**Texto de la página**
+===+
Resulta evidente que la razón por la que los enfermos de cáncer accedían a someterse a tan brutales intervenciones era el convencimiento de que éste era el único modo de evitar la muerte. Por otra parte, la mayoría de estas operaciones terminaban con la vida del paciente, por lo que es improbable que los cirujanos estuvieran deseosos de llevarlas a cabo, dado que tales fracasos podían suponer un golpe duradero a su reputación y sus ingresos. Es de suponer que los cirujanos accedían, por su parte, a realizar cirugías tan arriesgadas debido a una necesidad moral de intentar aliviar el sufrimiento de los enfermos de cáncer avanzado. La paradoja del cirujano, que hiere al paciente con el fin de curarlo, ha sido señalada por los historiadores médicos a lo largo de los siglos.

No obstante, aunque tanto cirujano como paciente acordaran que la cirugía era la mejor alternativa, ésta no resultaba un proceso fácil para ninguno. Tal era el sufrimiento de los pacientes durante las operaciones que se necesitaba la ayuda de varios asistentes para sujetarlos durante el curso de las mismas —además de para preparar el instrumental—. Los gritos de agonía del paciente volvían las operaciones más largas emocionalmente agotadoras y desalentadoras. En consecuencia, los cirujanos se mentalizaban para ignorar tales signos de sufrimiento, suprimiendo la presencia del paciente y centrándose en la extirpación del tumor; dicha actitud les valió fama de despiadados, llegando a ser comparados con carniceros o torturadores. Los textos médicos de épocas pasadas reflejan claramente la anulación del paciente durante la operación como forma de ignorar su tormento: en ninguna descripción de una cirugía se menciona el estado del paciente como persona, sino sólo como el cuerpo donde la batalla contra el tumor se desarrolla. Las ilustraciones de estos textos, análogamente, muestran a mujeres con una expresión invariablemente serena, incluso mientras uno de sus pechos es perforado o amputado. Los registros que se conservan sugieren que, a diferencia de lo que ocurría en tratamientos más ‘leves’, una vez que la operación era acordada el paciente salía de escena, dejando solos al cirujano y al cáncer.
+===+
**Datos mostrados**
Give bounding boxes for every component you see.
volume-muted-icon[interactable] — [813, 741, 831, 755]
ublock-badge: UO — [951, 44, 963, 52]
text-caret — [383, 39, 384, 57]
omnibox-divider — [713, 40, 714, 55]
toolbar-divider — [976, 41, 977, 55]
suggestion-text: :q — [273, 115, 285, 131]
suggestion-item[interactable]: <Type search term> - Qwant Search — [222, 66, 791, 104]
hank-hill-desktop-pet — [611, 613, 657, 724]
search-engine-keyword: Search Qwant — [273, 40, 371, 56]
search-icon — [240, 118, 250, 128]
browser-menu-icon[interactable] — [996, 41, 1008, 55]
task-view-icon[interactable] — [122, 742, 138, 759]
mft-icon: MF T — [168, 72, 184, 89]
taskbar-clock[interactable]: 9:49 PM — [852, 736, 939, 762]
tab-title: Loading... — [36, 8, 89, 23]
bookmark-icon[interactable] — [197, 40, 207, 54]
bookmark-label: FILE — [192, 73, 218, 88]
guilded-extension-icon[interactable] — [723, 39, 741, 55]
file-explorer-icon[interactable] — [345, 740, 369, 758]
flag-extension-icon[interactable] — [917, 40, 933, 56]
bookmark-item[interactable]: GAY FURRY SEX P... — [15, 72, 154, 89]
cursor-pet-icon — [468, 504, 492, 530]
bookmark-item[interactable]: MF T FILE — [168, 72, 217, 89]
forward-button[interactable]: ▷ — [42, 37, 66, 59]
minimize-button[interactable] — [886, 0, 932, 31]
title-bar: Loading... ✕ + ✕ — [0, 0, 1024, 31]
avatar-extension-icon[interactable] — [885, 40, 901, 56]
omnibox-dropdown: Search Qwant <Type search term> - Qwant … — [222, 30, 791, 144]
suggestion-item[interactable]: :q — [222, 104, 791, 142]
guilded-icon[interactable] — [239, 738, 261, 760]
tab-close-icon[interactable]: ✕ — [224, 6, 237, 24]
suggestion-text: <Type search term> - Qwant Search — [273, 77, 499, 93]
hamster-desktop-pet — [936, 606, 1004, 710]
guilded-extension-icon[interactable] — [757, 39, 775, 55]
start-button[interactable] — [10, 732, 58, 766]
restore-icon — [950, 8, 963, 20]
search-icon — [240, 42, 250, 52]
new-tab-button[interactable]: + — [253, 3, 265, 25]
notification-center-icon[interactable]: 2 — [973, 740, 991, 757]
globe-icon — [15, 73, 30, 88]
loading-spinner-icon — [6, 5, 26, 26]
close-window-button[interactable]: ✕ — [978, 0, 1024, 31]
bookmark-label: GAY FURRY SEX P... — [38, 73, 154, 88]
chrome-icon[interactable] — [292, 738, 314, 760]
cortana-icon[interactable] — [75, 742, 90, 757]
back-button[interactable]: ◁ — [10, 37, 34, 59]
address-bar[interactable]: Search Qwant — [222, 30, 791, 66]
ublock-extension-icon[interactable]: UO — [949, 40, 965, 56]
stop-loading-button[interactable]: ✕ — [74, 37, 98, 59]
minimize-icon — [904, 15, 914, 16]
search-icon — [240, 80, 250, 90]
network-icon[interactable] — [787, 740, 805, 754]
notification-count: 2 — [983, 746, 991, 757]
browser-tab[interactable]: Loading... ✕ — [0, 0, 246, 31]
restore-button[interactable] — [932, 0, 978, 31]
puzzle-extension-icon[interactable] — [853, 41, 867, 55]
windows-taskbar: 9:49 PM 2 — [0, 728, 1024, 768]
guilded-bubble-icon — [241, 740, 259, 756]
+===+
**Qué harás**
a. Imprime el fragmento del texto sobre la cirugía del cáncer que comienza en "Resulta evidente que" y termina en "de los siglos.".
b. Indica si cada afirmación concuerda con el texto sobre la cirugía del cáncer, con sí o no y las palabras exactas del texto que lo deciden: (i) La mayoría de las operaciones terminaban con la vida del paciente. (ii) Las ilustraciones de los textos médicos mostraban a las mujeres con expresión de dolor. (iii) Hacían falta varios asistentes para sujetar a los pacientes durante las operaciones.
c. Retoma el texto sobre la cirugía del cáncer y sigue escribiéndolo a partir de su última oración.

**Respuestas**
a.
Resulta evidente que la razón por la que los enfermos de cáncer accedían a someterse a tan brutales intervenciones era el convencimiento de que éste era el único modo de evitar la muerte. Por otra parte, la mayoría de estas operaciones terminaban con la vida del paciente, por lo que es improbable que los cirujanos estuvieran deseosos de llevarlas a cabo, dado que tales fracasos podían suponer un golpe duradero a su reputación y sus ingresos. Es de suponer que los cirujanos accedían, por su parte, a realizar cirugías tan arriesgadas debido a una necesidad moral de intentar aliviar el sufrimiento de los enfermos de cáncer avanzado. La paradoja del cirujano, que hiere al paciente con el fin de curarlo, ha sido señalada por los historiadores médicos a lo largo de los siglos.

b.
(i) Sí: "la mayoría de estas operaciones terminaban con la vida del paciente".
(ii) No: "muestran a mujeres con una expresión invariablemente serena".
(iii) Sí: "se necesitaba la ayuda de varios asistentes para sujetarlos durante el curso de las mismas".

c.
Es evidente que tanto médicos como pacientes debían afrontar la decisión de hasta qué punto valía la pena llegar con tal de intentar curar una enfermedad que, después de todo, bien podía ser incurable. El hecho de que gran parte de los tratamientos de cáncer resultaran tan dolorosos como la propia enfermedad —y que las cirugías a menudo terminaran en defunción— hacía a algunos enfermos decidirse por tratamientos paliativos, dirigidos simplemente a retrasar la muerte y aliviar el sufrimiento en la medida de lo posible. Los principales ingredientes de estos remedios eran plantas con efectos analgésicos y opiáceos, tales como el láudano. No cabe duda de que, en los casos más avanzados, los enfermos recurrían también a este tipo de sustancias para lograr una muerte indolora.

Aunque, hasta el siglo pasado, la humanidad convivía con una variedad de enfermedades devastadoras o altamente contagiosas frente a las que la medicina poco podía hacer, el cáncer siempre se ha destacado entre ellas por su particular naturaleza ‘maligna’. La caracterización del cáncer como una entidad a la vez propia y profundamente extraña al cuerpo, con una disposición cruel y traicionera, ha sobrevivido hasta nuestros días y es apreciable en muchas campañas mediáticas relacionadas con la enfermedad. El uso que a menudo se hace del cáncer como símbolo de corrupción interna y degradación moral tampoco es nuevo; de hecho, pocos aspectos de la relación entre el cáncer y la humanidad lo son. Lo que sí ha cambiado en este último siglo, sin embargo, es el extraordinario poder de la ciencia y la medicina para diagnosticar y tratar este mal, ahondar en sus causas y, con colosales esfuerzos, avanzar lentamente en el camino para ponerle fin. Por muy terrible que el impacto del cáncer pueda ser, no debemos olvidar que el horizonte nunca ha sido tan brillante como hoy.

Referencias:

Skuse, A. Constructions of Cancer in Early Modern England (Palgrave Macmillan, 2015).

David, A.R., Zimmerman, M.R. Cancer: an old disease, a new disease or something in between? Nature Reviews Cancer (2010).